## Short problem:
Without the pictures, copy all the entries below exactly.
"""
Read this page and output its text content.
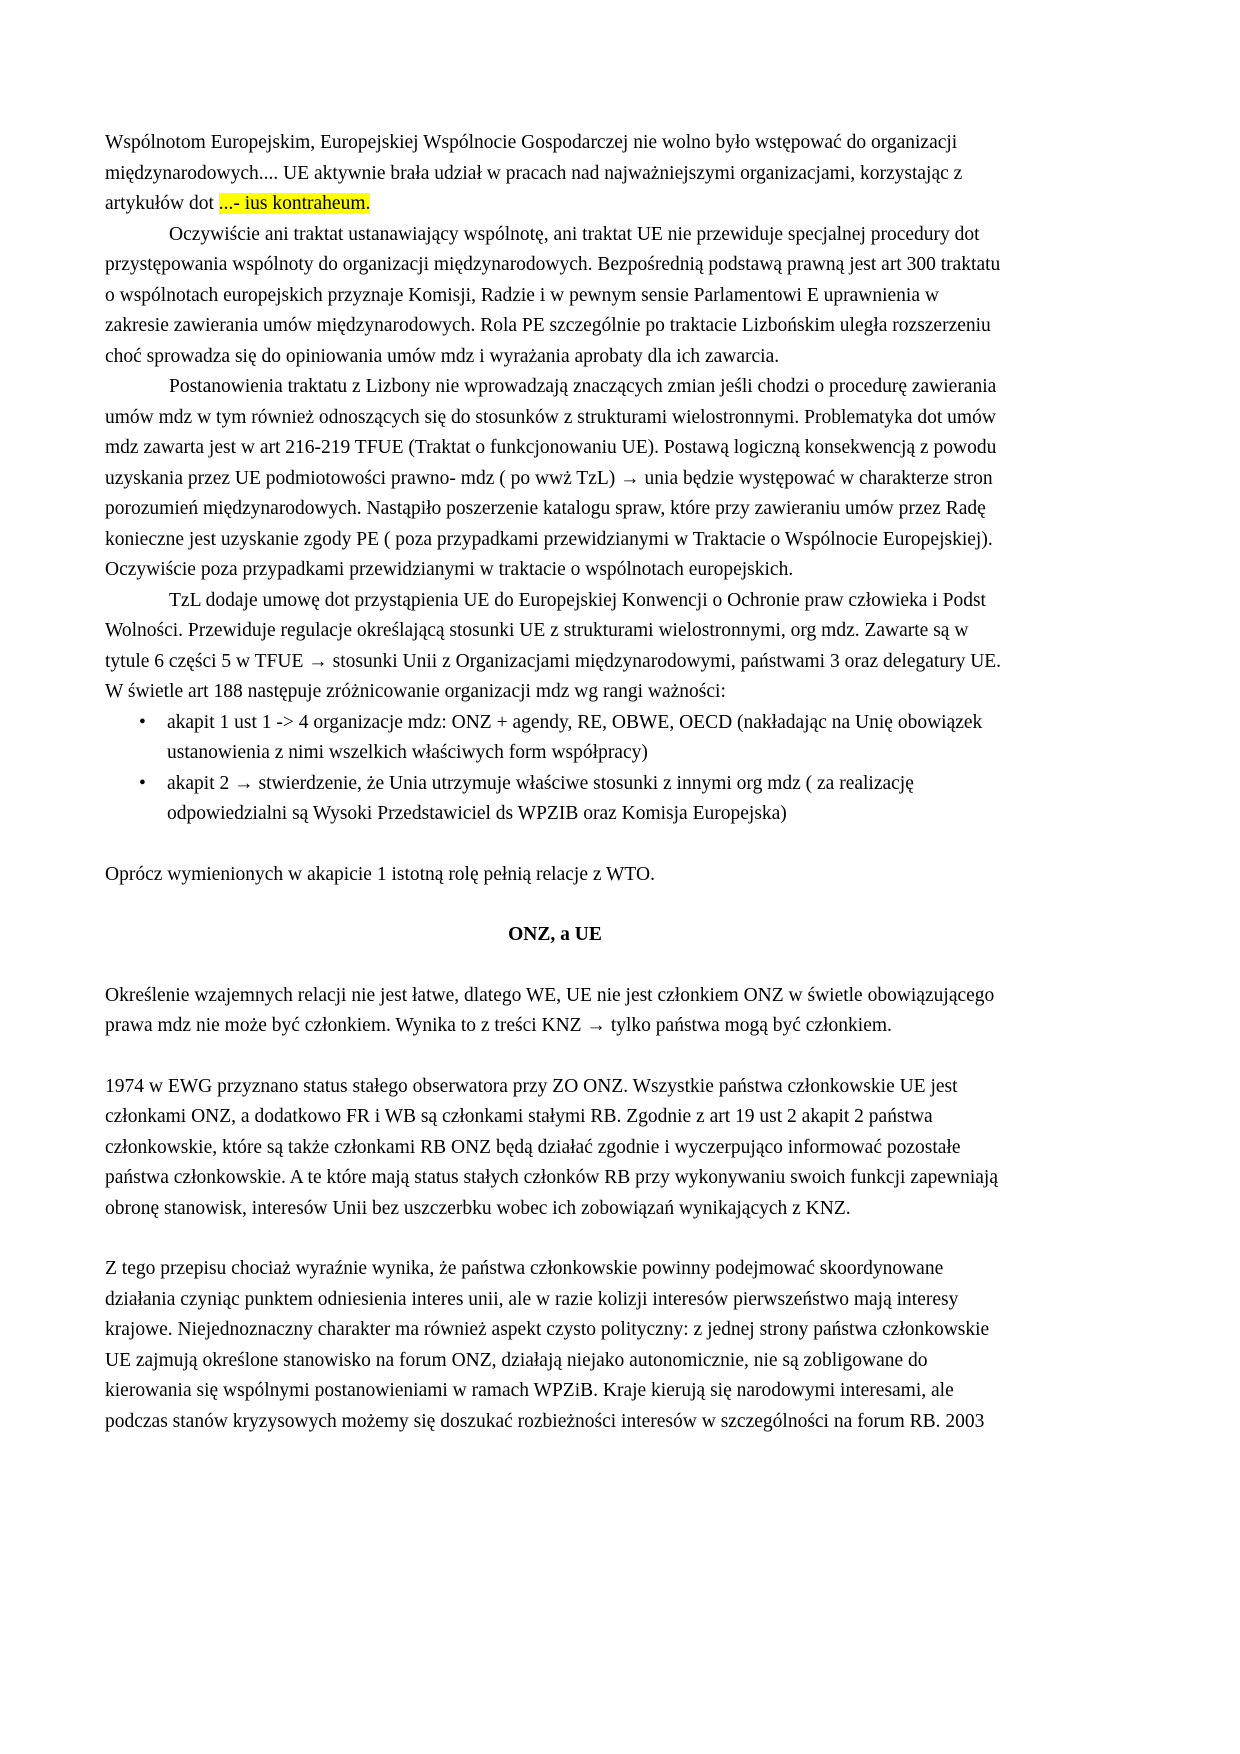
Wspólnotom Europejskim, Europejskiej Wspólnocie Gospodarczej nie wolno było wstępować do organizacji międzynarodowych.... UE aktywnie brała udział w pracach nad najważniejszymi organizacjami, korzystając z artykułów dot ...- ius kontraheum.

Oczywiście ani traktat ustanawiający wspólnotę, ani traktat UE nie przewiduje specjalnej procedury dot przystępowania wspólnoty do organizacji międzynarodowych. Bezpośrednią podstawą prawną jest art 300 traktatu o wspólnotach europejskich przyznaje Komisji, Radzie i w pewnym sensie Parlamentowi E uprawnienia w zakresie zawierania umów międzynarodowych. Rola PE szczególnie po traktacie Lizbońskim uległa rozszerzeniu choć sprowadza się do opiniowania umów mdz i wyrażania aprobaty dla ich zawarcia.

Postanowienia traktatu z Lizbony nie wprowadzają znaczących zmian jeśli chodzi o procedurę zawierania umów mdz w tym również odnoszących się do stosunków z strukturami wielostronnymi. Problematyka dot umów mdz zawarta jest w art 216-219 TFUE (Traktat o funkcjonowaniu UE). Postawą logiczną konsekwencją z powodu uzyskania przez UE podmiotowości prawno- mdz ( po wwż TzL) → unia będzie występować w charakterze stron porozumień międzynarodowych. Nastąpiło poszerzenie katalogu spraw, które przy zawieraniu umów przez Radę konieczne jest uzyskanie zgody PE ( poza przypadkami przewidzianymi w Traktacie o Wspólnocie Europejskiej). Oczywiście poza przypadkami przewidzianymi w traktacie o wspólnotach europejskich.

TzL dodaje umowę dot przystąpienia UE do Europejskiej Konwencji o Ochronie praw człowieka i Podst Wolności. Przewiduje regulacje określającą stosunki UE z strukturami wielostronnymi, org mdz. Zawarte są w tytule 6 części 5 w TFUE → stosunki Unii z Organizacjami międzynarodowymi, państwami 3 oraz delegatury UE. W świetle art 188 następuje zróżnicowanie organizacji mdz wg rangi ważności:

• akapit 1 ust 1 -> 4 organizacje mdz: ONZ + agendy, RE, OBWE, OECD (nakładając na Unię obowiązek ustanowienia z nimi wszelkich właściwych form współpracy)
• akapit 2 → stwierdzenie, że Unia utrzymuje właściwe stosunki z innymi org mdz ( za realizację odpowiedzialni są Wysoki Przedstawiciel ds WPZIB oraz Komisja Europejska)

Oprócz wymienionych w akapicie 1 istotną rolę pełnią relacje z WTO.

ONZ, a UE

Określenie wzajemnych relacji nie jest łatwe, dlatego WE, UE nie jest członkiem ONZ w świetle obowiązującego prawa mdz nie może być członkiem. Wynika to z treści KNZ → tylko państwa mogą być członkiem.

1974 w EWG przyznano status stałego obserwatora przy ZO ONZ. Wszystkie państwa członkowskie UE jest członkami ONZ, a dodatkowo FR i WB są członkami stałymi RB. Zgodnie z art 19 ust 2 akapit 2 państwa członkowskie, które są także członkami RB ONZ będą działać zgodnie i wyczerpująco informować pozostałe państwa członkowskie. A te które mają status stałych członków RB przy wykonywaniu swoich funkcji zapewniają obronę stanowisk, interesów Unii bez uszczerbku wobec ich zobowiązań wynikających z KNZ.

Z tego przepisu chociaż wyraźnie wynika, że państwa członkowskie powinny podejmować skoordynowane działania czyniąc punktem odniesienia interes unii, ale w razie kolizji interesów pierwszeństwo mają interesy krajowe. Niejednoznaczny charakter ma również aspekt czysto polityczny: z jednej strony państwa członkowskie UE zajmują określone stanowisko na forum ONZ, działają niejako autonomicznie, nie są zobligowane do kierowania się wspólnymi postanowieniami w ramach WPZiB. Kraje kierują się narodowymi interesami, ale podczas stanów kryzysowych możemy się doszukać rozbieżności interesów w szczególności na forum RB. 2003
"""
## Task result:
Read this page and output its text content.
Wspólnotom Europejskim, Europejskiej Wspólnocie Gospodarczej nie wolno było wstępować do organizacji międzynarodowych.... UE aktywnie brała udział w pracach nad najważniejszymi organizacjami, korzystając z artykułów dot ...- ius kontraheum.

Oczywiście ani traktat ustanawiający wspólnotę, ani traktat UE nie przewiduje specjalnej procedury dot przystępowania wspólnoty do organizacji międzynarodowych. Bezpośrednią podstawą prawną jest art 300 traktatu o wspólnotach europejskich przyznaje Komisji, Radzie i w pewnym sensie Parlamentowi E uprawnienia w zakresie zawierania umów międzynarodowych. Rola PE szczególnie po traktacie Lizbońskim uległa rozszerzeniu choć sprowadza się do opiniowania umów mdz i wyrażania aprobaty dla ich zawarcia.

Postanowienia traktatu z Lizbony nie wprowadzają znaczących zmian jeśli chodzi o procedurę zawierania umów mdz w tym również odnoszących się do stosunków z strukturami wielostronnymi. Problematyka dot umów mdz zawarta jest w art 216-219 TFUE (Traktat o funkcjonowaniu UE). Postawą logiczną konsekwencją z powodu uzyskania przez UE podmiotowości prawno- mdz ( po wwż TzL) → unia będzie występować w charakterze stron porozumień międzynarodowych. Nastąpiło poszerzenie katalogu spraw, które przy zawieraniu umów przez Radę konieczne jest uzyskanie zgody PE ( poza przypadkami przewidzianymi w Traktacie o Wspólnocie Europejskiej). Oczywiście poza przypadkami przewidzianymi w traktacie o wspólnotach europejskich.

TzL dodaje umowę dot przystąpienia UE do Europejskiej Konwencji o Ochronie praw człowieka i Podst Wolności. Przewiduje regulacje określającą stosunki UE z strukturami wielostronnymi, org mdz. Zawarte są w tytule 6 części 5 w TFUE → stosunki Unii z Organizacjami międzynarodowymi, państwami 3 oraz delegatury UE. W świetle art 188 następuje zróżnicowanie organizacji mdz wg rangi ważności:

• akapit 1 ust 1 -> 4 organizacje mdz: ONZ + agendy, RE, OBWE, OECD (nakładając na Unię obowiązek ustanowienia z nimi wszelkich właściwych form współpracy)
• akapit 2 → stwierdzenie, że Unia utrzymuje właściwe stosunki z innymi org mdz ( za realizację odpowiedzialni są Wysoki Przedstawiciel ds WPZIB oraz Komisja Europejska)

Oprócz wymienionych w akapicie 1 istotną rolę pełnią relacje z WTO.

ONZ, a UE

Określenie wzajemnych relacji nie jest łatwe, dlatego WE, UE nie jest członkiem ONZ w świetle obowiązującego prawa mdz nie może być członkiem. Wynika to z treści KNZ → tylko państwa mogą być członkiem.

1974 w EWG przyznano status stałego obserwatora przy ZO ONZ. Wszystkie państwa członkowskie UE jest członkami ONZ, a dodatkowo FR i WB są członkami stałymi RB. Zgodnie z art 19 ust 2 akapit 2 państwa członkowskie, które są także członkami RB ONZ będą działać zgodnie i wyczerpująco informować pozostałe państwa członkowskie. A te które mają status stałych członków RB przy wykonywaniu swoich funkcji zapewniają obronę stanowisk, interesów Unii bez uszczerbku wobec ich zobowiązań wynikających z KNZ.

Z tego przepisu chociaż wyraźnie wynika, że państwa członkowskie powinny podejmować skoordynowane działania czyniąc punktem odniesienia interes unii, ale w razie kolizji interesów pierwszeństwo mają interesy krajowe. Niejednoznaczny charakter ma również aspekt czysto polityczny: z jednej strony państwa członkowskie UE zajmują określone stanowisko na forum ONZ, działają niejako autonomicznie, nie są zobligowane do kierowania się wspólnymi postanowieniami w ramach WPZiB. Kraje kierują się narodowymi interesami, ale podczas stanów kryzysowych możemy się doszukać rozbieżności interesów w szczególności na forum RB. 2003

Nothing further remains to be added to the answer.